┌────────

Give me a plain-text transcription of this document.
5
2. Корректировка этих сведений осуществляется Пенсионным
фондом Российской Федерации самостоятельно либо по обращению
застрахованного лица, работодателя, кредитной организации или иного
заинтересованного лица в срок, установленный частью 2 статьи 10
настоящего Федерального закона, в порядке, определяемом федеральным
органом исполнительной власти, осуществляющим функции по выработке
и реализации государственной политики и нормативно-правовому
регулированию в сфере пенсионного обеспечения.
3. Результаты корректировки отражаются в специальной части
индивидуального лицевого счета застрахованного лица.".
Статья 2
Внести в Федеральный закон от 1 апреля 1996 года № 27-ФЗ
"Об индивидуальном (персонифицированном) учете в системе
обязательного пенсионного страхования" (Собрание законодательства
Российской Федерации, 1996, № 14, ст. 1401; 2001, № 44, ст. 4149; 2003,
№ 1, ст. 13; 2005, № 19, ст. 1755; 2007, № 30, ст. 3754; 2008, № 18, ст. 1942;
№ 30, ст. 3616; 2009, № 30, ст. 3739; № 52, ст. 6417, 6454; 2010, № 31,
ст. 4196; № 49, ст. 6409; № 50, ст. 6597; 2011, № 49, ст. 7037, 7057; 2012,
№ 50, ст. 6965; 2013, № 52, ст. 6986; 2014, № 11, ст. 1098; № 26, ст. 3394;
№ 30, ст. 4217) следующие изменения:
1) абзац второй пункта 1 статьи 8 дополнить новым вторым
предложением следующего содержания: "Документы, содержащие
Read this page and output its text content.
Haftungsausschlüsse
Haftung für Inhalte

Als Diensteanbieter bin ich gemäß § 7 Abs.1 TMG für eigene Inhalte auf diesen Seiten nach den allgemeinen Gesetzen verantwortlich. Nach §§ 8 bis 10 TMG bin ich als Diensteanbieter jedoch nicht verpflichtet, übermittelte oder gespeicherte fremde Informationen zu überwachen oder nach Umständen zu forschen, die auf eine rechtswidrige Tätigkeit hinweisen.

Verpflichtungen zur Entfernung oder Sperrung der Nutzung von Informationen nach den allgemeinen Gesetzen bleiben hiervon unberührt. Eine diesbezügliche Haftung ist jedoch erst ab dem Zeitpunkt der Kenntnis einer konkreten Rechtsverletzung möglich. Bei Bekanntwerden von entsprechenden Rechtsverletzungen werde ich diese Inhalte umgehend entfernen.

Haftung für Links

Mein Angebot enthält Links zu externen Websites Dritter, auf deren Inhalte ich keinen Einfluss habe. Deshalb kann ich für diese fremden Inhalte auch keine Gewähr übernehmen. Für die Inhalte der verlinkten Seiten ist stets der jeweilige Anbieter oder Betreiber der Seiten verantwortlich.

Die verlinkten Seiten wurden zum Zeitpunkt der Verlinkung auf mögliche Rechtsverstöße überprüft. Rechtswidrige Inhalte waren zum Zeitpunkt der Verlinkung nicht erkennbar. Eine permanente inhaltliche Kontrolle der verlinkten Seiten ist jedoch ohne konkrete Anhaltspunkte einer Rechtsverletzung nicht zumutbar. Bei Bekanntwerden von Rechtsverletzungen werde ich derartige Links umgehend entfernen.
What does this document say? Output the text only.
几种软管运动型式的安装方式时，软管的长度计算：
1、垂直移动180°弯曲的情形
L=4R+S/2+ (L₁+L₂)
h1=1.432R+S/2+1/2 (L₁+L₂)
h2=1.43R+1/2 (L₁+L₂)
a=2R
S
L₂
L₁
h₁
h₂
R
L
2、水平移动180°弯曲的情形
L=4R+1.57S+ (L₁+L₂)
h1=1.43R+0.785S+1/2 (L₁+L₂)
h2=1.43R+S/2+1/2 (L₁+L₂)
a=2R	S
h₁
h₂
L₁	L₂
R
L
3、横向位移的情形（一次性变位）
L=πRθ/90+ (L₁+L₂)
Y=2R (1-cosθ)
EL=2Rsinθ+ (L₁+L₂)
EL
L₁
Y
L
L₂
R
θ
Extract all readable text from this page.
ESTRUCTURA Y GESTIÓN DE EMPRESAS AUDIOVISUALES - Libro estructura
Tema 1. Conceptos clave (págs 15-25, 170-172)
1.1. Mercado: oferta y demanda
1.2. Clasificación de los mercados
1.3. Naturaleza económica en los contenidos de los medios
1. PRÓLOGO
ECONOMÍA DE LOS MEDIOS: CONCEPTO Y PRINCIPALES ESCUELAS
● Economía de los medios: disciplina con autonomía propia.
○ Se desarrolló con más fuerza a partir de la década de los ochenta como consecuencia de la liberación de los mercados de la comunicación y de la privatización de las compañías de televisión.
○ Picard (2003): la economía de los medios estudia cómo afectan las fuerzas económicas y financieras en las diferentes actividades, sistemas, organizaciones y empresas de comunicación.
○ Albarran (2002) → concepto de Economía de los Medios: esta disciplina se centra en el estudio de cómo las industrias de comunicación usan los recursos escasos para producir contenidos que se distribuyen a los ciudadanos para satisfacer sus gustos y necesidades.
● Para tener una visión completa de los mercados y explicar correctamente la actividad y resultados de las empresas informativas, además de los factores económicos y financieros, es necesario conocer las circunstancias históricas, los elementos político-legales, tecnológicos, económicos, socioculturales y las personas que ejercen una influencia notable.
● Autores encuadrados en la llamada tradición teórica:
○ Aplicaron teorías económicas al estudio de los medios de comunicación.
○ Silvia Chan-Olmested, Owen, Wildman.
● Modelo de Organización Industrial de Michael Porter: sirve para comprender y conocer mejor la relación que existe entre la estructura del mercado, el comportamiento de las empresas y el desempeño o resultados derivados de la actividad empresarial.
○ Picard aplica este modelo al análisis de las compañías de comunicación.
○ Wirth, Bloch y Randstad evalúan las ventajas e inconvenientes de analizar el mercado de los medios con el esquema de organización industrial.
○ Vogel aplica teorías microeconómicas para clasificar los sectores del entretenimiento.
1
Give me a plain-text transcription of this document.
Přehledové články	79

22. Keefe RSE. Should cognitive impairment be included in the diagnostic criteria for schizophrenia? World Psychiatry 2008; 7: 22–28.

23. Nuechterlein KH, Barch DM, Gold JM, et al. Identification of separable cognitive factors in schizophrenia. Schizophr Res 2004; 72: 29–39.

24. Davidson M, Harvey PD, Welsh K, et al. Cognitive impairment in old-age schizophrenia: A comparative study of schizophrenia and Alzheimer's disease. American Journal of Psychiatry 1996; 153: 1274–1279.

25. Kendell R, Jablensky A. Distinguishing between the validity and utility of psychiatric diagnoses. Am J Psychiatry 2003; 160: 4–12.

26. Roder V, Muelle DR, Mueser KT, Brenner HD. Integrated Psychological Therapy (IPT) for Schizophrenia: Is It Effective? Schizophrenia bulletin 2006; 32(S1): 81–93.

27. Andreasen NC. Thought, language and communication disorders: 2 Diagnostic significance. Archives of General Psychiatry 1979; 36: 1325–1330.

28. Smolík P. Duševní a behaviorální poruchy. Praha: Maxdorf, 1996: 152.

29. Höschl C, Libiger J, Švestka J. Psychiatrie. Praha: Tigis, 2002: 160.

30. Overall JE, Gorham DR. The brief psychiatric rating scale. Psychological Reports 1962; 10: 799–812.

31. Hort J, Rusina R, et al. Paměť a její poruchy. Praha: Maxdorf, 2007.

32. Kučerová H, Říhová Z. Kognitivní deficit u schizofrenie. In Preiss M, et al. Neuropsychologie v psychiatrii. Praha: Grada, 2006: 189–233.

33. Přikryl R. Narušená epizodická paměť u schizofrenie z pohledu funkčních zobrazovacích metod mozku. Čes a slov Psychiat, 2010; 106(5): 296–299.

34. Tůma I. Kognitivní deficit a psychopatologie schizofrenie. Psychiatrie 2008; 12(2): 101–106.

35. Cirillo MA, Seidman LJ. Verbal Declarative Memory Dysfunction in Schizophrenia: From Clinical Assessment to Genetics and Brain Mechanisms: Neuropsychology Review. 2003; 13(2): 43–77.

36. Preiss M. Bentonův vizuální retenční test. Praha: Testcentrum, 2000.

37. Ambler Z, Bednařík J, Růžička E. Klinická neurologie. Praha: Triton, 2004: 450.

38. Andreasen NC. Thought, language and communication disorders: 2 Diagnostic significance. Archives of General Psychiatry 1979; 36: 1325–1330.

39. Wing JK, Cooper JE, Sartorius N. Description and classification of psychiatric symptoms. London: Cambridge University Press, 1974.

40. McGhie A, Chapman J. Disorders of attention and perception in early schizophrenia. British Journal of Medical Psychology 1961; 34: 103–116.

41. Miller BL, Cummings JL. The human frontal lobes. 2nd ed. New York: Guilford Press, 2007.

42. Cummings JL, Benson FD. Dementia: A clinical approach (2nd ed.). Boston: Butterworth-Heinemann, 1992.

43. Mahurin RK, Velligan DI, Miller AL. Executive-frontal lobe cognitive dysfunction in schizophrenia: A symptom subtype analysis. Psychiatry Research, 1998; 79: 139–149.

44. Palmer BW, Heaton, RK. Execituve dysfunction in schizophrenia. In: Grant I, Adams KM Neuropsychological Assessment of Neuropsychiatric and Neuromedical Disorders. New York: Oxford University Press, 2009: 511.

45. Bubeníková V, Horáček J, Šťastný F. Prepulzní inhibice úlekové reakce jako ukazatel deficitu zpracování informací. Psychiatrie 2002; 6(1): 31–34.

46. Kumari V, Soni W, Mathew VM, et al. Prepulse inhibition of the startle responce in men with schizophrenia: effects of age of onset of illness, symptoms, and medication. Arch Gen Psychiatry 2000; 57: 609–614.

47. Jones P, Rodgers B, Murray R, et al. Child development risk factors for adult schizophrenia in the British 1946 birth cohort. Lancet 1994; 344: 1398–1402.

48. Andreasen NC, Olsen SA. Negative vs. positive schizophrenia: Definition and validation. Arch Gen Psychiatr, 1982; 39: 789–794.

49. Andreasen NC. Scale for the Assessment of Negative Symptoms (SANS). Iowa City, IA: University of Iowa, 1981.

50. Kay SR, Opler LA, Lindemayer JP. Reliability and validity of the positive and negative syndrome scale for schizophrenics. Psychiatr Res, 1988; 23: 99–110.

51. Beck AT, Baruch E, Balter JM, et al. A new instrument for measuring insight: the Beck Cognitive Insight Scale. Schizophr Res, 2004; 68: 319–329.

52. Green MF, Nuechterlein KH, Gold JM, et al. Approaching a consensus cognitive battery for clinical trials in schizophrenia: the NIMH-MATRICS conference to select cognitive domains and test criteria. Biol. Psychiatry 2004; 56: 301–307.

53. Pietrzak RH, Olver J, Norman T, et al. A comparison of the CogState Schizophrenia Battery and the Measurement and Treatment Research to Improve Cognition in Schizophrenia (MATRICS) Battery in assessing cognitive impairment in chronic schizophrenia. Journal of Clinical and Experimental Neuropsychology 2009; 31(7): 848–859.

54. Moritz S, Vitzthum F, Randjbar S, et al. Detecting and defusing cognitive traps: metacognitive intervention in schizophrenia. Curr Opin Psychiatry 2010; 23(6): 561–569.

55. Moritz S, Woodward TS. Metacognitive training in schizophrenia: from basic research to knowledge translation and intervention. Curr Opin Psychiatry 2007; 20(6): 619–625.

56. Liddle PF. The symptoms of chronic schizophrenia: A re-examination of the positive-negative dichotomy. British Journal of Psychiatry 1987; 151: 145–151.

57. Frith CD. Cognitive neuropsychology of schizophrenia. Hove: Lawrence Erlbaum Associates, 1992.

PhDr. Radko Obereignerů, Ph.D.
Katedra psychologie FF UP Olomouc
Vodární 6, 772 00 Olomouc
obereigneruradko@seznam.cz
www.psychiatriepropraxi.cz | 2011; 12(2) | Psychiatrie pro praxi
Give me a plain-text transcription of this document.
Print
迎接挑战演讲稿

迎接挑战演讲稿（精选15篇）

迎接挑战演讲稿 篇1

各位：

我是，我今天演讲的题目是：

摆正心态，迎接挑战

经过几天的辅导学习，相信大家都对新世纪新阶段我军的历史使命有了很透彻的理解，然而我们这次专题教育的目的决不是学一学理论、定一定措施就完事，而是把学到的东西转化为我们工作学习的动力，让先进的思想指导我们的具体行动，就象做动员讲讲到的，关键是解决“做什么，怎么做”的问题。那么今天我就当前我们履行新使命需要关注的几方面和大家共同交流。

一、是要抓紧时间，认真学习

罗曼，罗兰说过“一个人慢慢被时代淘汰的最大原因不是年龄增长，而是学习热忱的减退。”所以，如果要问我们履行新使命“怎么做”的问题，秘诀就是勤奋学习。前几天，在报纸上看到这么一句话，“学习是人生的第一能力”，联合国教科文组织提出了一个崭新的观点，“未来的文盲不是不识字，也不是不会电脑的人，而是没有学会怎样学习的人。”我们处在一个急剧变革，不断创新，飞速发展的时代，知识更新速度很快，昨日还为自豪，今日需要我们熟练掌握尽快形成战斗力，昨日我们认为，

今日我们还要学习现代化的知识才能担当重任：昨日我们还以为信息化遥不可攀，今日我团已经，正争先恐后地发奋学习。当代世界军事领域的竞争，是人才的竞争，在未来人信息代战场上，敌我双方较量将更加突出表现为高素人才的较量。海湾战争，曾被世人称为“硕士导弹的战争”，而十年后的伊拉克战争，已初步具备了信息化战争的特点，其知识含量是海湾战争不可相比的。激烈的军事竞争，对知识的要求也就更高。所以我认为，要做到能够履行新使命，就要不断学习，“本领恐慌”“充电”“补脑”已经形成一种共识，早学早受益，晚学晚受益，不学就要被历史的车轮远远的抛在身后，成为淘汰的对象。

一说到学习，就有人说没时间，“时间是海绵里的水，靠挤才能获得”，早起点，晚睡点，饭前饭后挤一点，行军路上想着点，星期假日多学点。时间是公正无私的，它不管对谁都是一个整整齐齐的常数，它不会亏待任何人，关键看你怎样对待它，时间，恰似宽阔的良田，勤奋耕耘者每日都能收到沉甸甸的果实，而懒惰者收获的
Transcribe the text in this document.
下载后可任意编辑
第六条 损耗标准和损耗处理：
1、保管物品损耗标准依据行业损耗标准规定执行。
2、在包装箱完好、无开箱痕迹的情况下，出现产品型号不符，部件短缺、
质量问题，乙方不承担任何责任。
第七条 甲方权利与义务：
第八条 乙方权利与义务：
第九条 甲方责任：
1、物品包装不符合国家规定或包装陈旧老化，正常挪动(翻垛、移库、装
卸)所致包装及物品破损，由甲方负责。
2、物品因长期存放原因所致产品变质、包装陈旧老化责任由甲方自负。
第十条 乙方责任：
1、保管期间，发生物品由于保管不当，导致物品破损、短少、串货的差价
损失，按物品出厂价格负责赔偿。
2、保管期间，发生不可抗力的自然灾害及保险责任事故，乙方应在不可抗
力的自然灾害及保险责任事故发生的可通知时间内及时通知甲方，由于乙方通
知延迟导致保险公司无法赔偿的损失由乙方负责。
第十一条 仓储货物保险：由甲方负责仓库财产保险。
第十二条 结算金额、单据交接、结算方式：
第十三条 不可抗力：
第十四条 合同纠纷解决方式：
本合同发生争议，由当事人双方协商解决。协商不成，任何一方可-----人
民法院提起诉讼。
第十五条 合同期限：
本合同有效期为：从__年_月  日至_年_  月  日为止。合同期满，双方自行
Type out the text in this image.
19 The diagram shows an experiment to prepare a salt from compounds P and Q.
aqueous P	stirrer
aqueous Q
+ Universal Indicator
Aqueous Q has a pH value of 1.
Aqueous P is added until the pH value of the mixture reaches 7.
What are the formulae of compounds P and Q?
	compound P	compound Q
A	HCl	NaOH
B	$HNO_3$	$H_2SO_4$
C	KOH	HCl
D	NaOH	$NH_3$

└────────

## EXERCISE REQUIREMENTS
Go back to the data above and please quote exactly, and only, the lines from the line with "Type out the text in this image." through its last line.

## CORRECT RESPONSE
Type out the text in this image.
19 The diagram shows an experiment to prepare a salt from compounds P and Q.
aqueous P	stirrer
aqueous Q
+ Universal Indicator
Aqueous Q has a pH value of 1.
Aqueous P is added until the pH value of the mixture reaches 7.
What are the formulae of compounds P and Q?
	compound P	compound Q
A	HCl	NaOH
B	$HNO_3$	$H_2SO_4$
C	KOH	HCl
D	NaOH	$NH_3$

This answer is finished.